# Description of the task
For each line in the data below that holds "title", return a copy.

# Material provided
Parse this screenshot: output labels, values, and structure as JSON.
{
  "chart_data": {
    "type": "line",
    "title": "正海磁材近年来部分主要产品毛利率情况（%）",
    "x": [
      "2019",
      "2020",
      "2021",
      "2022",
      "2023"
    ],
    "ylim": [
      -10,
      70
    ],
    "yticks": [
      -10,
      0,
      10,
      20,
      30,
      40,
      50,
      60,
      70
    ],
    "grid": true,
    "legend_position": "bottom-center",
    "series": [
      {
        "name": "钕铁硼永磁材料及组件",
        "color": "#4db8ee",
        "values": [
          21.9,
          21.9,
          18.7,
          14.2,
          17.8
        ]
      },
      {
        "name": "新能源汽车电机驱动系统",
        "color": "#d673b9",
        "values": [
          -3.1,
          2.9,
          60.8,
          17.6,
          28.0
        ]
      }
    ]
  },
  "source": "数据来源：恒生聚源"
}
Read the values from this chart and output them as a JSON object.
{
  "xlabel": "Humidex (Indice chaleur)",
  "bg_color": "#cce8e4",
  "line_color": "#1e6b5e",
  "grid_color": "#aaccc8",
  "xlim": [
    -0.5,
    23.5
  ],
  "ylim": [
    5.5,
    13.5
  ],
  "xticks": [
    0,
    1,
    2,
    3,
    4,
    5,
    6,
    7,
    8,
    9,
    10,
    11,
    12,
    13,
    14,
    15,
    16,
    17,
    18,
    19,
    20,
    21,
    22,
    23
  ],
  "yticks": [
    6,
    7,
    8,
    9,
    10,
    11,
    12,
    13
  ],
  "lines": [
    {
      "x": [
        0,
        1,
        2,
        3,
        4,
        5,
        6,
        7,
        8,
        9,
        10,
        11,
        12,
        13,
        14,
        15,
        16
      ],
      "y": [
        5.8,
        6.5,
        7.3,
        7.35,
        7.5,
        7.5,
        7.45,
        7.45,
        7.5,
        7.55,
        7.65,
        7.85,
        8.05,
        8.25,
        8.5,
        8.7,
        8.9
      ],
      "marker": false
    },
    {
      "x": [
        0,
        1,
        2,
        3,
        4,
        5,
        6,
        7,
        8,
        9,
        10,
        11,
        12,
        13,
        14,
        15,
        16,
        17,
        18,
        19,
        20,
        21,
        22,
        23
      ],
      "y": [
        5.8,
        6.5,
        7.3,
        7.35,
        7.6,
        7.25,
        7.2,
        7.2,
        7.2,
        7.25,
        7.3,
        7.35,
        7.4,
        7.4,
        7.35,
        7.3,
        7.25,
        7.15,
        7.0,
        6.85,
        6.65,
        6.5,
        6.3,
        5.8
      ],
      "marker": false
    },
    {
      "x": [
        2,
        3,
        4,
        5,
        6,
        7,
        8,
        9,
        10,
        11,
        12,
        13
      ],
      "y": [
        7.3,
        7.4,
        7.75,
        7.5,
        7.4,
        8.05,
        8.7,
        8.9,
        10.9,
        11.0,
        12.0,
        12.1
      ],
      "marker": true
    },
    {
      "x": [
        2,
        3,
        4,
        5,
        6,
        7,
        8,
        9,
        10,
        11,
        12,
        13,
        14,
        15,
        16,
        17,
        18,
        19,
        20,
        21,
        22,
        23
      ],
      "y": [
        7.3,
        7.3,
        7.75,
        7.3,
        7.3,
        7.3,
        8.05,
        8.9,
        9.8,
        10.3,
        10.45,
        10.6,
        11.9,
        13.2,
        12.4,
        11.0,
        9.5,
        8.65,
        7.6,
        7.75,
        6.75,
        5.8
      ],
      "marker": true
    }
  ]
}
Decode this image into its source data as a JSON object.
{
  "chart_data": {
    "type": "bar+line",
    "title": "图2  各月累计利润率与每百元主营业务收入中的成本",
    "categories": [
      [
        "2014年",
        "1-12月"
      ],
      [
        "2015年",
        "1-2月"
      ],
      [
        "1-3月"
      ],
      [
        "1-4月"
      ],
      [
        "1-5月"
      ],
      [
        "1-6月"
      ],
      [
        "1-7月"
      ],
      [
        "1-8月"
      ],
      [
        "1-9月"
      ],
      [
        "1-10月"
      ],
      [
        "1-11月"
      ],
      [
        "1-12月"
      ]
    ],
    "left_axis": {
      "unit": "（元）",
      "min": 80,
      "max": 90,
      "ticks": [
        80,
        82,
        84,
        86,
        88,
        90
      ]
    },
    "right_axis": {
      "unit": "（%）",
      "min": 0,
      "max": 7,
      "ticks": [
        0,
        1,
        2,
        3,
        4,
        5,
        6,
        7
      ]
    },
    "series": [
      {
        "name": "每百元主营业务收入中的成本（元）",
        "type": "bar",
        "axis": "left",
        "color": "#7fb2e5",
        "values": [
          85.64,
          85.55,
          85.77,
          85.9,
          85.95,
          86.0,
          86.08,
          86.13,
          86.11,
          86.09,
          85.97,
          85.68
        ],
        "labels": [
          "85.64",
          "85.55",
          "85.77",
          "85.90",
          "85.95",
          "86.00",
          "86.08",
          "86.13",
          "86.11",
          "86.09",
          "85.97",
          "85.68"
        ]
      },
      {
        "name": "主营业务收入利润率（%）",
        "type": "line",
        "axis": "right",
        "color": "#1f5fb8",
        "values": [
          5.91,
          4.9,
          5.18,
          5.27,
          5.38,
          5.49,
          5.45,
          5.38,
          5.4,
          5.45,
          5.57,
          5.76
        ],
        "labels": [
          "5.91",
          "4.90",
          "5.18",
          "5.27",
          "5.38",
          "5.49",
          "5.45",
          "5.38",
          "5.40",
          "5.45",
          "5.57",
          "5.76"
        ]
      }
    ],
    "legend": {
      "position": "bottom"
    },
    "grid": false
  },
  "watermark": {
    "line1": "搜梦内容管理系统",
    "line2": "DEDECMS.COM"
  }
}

# Task answer
    "title": "正海磁材近年来部分主要产品毛利率情况（%）",
    "title": "图2  各月累计利润率与每百元主营业务收入中的成本",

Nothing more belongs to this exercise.